• [WORK REQUIRED] Images do not belong in the copy. Retype all the entries below exactly.

##########

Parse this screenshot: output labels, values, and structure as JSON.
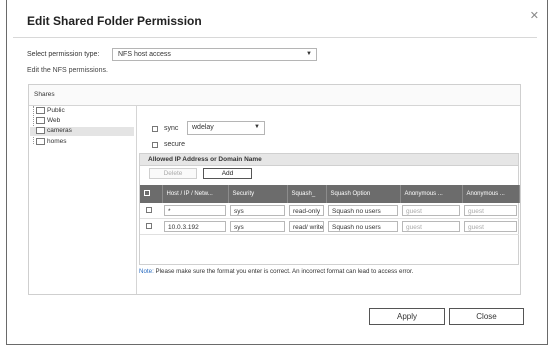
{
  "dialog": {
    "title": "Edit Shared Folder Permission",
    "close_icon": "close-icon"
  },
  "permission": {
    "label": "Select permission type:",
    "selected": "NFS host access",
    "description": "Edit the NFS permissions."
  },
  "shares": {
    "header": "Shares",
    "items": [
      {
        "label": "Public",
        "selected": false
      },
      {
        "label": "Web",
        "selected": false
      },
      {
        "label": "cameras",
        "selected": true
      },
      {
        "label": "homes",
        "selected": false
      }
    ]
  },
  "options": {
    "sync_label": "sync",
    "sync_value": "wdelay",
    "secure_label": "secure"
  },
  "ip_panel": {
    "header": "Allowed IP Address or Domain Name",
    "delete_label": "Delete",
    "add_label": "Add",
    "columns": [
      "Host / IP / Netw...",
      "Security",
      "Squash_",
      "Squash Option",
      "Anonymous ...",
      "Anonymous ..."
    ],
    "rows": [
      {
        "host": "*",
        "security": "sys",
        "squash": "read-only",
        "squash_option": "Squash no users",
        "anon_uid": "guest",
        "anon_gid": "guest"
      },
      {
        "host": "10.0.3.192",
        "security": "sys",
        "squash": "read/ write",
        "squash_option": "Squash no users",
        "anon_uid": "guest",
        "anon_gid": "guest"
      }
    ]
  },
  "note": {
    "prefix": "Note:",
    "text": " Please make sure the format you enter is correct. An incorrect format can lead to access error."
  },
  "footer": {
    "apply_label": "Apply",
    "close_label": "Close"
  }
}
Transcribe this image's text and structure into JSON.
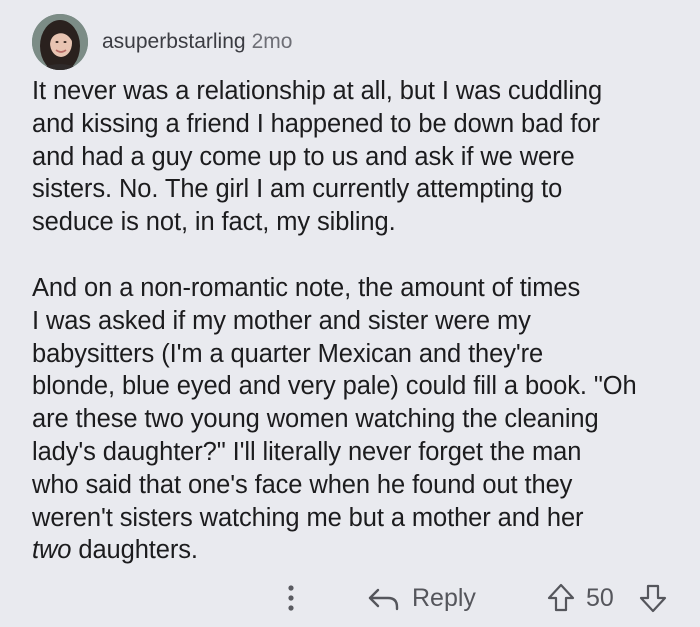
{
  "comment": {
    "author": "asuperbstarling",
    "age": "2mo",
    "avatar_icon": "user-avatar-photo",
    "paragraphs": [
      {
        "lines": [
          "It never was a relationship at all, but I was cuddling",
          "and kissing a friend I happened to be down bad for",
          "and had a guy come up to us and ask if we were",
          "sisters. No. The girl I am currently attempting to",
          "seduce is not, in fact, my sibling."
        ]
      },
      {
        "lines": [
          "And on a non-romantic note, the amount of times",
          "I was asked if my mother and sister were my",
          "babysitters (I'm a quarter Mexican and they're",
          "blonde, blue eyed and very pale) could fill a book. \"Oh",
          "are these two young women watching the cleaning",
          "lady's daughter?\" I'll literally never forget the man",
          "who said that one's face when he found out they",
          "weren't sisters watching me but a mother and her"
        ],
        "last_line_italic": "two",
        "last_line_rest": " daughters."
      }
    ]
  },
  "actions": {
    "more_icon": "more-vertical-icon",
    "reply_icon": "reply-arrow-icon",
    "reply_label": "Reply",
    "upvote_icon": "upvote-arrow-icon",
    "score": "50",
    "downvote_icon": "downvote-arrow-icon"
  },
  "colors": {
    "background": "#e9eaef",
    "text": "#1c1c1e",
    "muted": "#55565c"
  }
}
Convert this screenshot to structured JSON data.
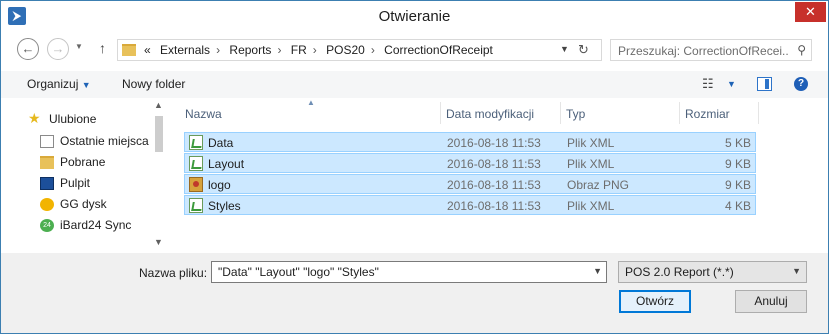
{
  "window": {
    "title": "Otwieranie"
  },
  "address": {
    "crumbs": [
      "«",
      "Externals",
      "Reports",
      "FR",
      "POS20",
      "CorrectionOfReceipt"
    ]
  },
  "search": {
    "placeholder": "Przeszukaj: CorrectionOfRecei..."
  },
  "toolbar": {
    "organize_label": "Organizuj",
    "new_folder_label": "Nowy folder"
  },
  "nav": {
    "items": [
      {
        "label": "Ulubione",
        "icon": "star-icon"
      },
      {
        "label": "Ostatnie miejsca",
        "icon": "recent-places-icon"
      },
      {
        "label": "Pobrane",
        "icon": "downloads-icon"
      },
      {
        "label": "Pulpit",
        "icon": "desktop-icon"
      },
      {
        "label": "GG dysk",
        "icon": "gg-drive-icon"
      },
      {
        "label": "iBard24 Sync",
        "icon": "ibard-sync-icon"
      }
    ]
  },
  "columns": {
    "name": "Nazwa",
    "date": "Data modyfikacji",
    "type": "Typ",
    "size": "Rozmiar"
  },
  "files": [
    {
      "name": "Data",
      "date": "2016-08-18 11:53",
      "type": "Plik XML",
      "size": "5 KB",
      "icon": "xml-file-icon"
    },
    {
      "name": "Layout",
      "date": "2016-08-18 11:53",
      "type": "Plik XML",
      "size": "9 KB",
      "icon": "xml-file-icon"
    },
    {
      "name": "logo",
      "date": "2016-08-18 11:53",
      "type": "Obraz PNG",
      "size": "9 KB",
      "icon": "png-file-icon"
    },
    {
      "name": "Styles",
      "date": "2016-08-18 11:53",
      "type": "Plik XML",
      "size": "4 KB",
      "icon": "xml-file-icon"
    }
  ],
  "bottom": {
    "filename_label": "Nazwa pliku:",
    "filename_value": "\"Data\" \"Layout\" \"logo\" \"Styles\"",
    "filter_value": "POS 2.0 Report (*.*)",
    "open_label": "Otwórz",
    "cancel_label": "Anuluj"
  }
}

##########

• [EXERCISE RESULT]
Parse this screenshot: output labels, values, and structure as JSON.
{
  "dialog": {
    "title": "Edit Shared Folder Permission",
    "close_icon": "close-icon"
  },
  "permission": {
    "label": "Select permission type:",
    "selected": "NFS host access",
    "description": "Edit the NFS permissions."
  },
  "shares": {
    "header": "Shares",
    "items": [
      {
        "label": "Public",
        "selected": false
      },
      {
        "label": "Web",
        "selected": false
      },
      {
        "label": "cameras",
        "selected": true
      },
      {
        "label": "homes",
        "selected": false
      }
    ]
  },
  "options": {
    "sync_label": "sync",
    "sync_value": "wdelay",
    "secure_label": "secure"
  },
  "ip_panel": {
    "header": "Allowed IP Address or Domain Name",
    "delete_label": "Delete",
    "add_label": "Add",
    "columns": [
      "Host / IP / Netw...",
      "Security",
      "Squash_",
      "Squash Option",
      "Anonymous ...",
      "Anonymous ..."
    ],
    "rows": [
      {
        "host": "*",
        "security": "sys",
        "squash": "read-only",
        "squash_option": "Squash no users",
        "anon_uid": "guest",
        "anon_gid": "guest"
      },
      {
        "host": "10.0.3.192",
        "security": "sys",
        "squash": "read/ write",
        "squash_option": "Squash no users",
        "anon_uid": "guest",
        "anon_gid": "guest"
      }
    ]
  },
  "note": {
    "prefix": "Note:",
    "text": " Please make sure the format you enter is correct. An incorrect format can lead to access error."
  },
  "footer": {
    "apply_label": "Apply",
    "close_label": "Close"
  }
}
Transcribe this image's text and structure into JSON.
{
  "comment": {
    "author": "asuperbstarling",
    "age": "2mo",
    "avatar_icon": "user-avatar-photo",
    "paragraphs": [
      {
        "lines": [
          "It never was a relationship at all, but I was cuddling",
          "and kissing a friend I happened to be down bad for",
          "and had a guy come up to us and ask if we were",
          "sisters. No. The girl I am currently attempting to",
          "seduce is not, in fact, my sibling."
        ]
      },
      {
        "lines": [
          "And on a non-romantic note, the amount of times",
          "I was asked if my mother and sister were my",
          "babysitters (I'm a quarter Mexican and they're",
          "blonde, blue eyed and very pale) could fill a book. \"Oh",
          "are these two young women watching the cleaning",
          "lady's daughter?\" I'll literally never forget the man",
          "who said that one's face when he found out they",
          "weren't sisters watching me but a mother and her"
        ],
        "last_line_italic": "two",
        "last_line_rest": " daughters."
      }
    ]
  },
  "actions": {
    "more_icon": "more-vertical-icon",
    "reply_icon": "reply-arrow-icon",
    "reply_label": "Reply",
    "upvote_icon": "upvote-arrow-icon",
    "score": "50",
    "downvote_icon": "downvote-arrow-icon"
  },
  "colors": {
    "background": "#e9eaef",
    "text": "#1c1c1e",
    "muted": "#55565c"
  }
}
Convert this screenshot to structured JSON data.
{
  "window": {
    "title": "Otwieranie"
  },
  "address": {
    "crumbs": [
      "«",
      "Externals",
      "Reports",
      "FR",
      "POS20",
      "CorrectionOfReceipt"
    ]
  },
  "search": {
    "placeholder": "Przeszukaj: CorrectionOfRecei..."
  },
  "toolbar": {
    "organize_label": "Organizuj",
    "new_folder_label": "Nowy folder"
  },
  "nav": {
    "items": [
      {
        "label": "Ulubione",
        "icon": "star-icon"
      },
      {
        "label": "Ostatnie miejsca",
        "icon": "recent-places-icon"
      },
      {
        "label": "Pobrane",
        "icon": "downloads-icon"
      },
      {
        "label": "Pulpit",
        "icon": "desktop-icon"
      },
      {
        "label": "GG dysk",
        "icon": "gg-drive-icon"
      },
      {
        "label": "iBard24 Sync",
        "icon": "ibard-sync-icon"
      }
    ]
  },
  "columns": {
    "name": "Nazwa",
    "date": "Data modyfikacji",
    "type": "Typ",
    "size": "Rozmiar"
  },
  "files": [
    {
      "name": "Data",
      "date": "2016-08-18 11:53",
      "type": "Plik XML",
      "size": "5 KB",
      "icon": "xml-file-icon"
    },
    {
      "name": "Layout",
      "date": "2016-08-18 11:53",
      "type": "Plik XML",
      "size": "9 KB",
      "icon": "xml-file-icon"
    },
    {
      "name": "logo",
      "date": "2016-08-18 11:53",
      "type": "Obraz PNG",
      "size": "9 KB",
      "icon": "png-file-icon"
    },
    {
      "name": "Styles",
      "date": "2016-08-18 11:53",
      "type": "Plik XML",
      "size": "4 KB",
      "icon": "xml-file-icon"
    }
  ],
  "bottom": {
    "filename_label": "Nazwa pliku:",
    "filename_value": "\"Data\" \"Layout\" \"logo\" \"Styles\"",
    "filter_value": "POS 2.0 Report (*.*)",
    "open_label": "Otwórz",
    "cancel_label": "Anuluj"
  }
}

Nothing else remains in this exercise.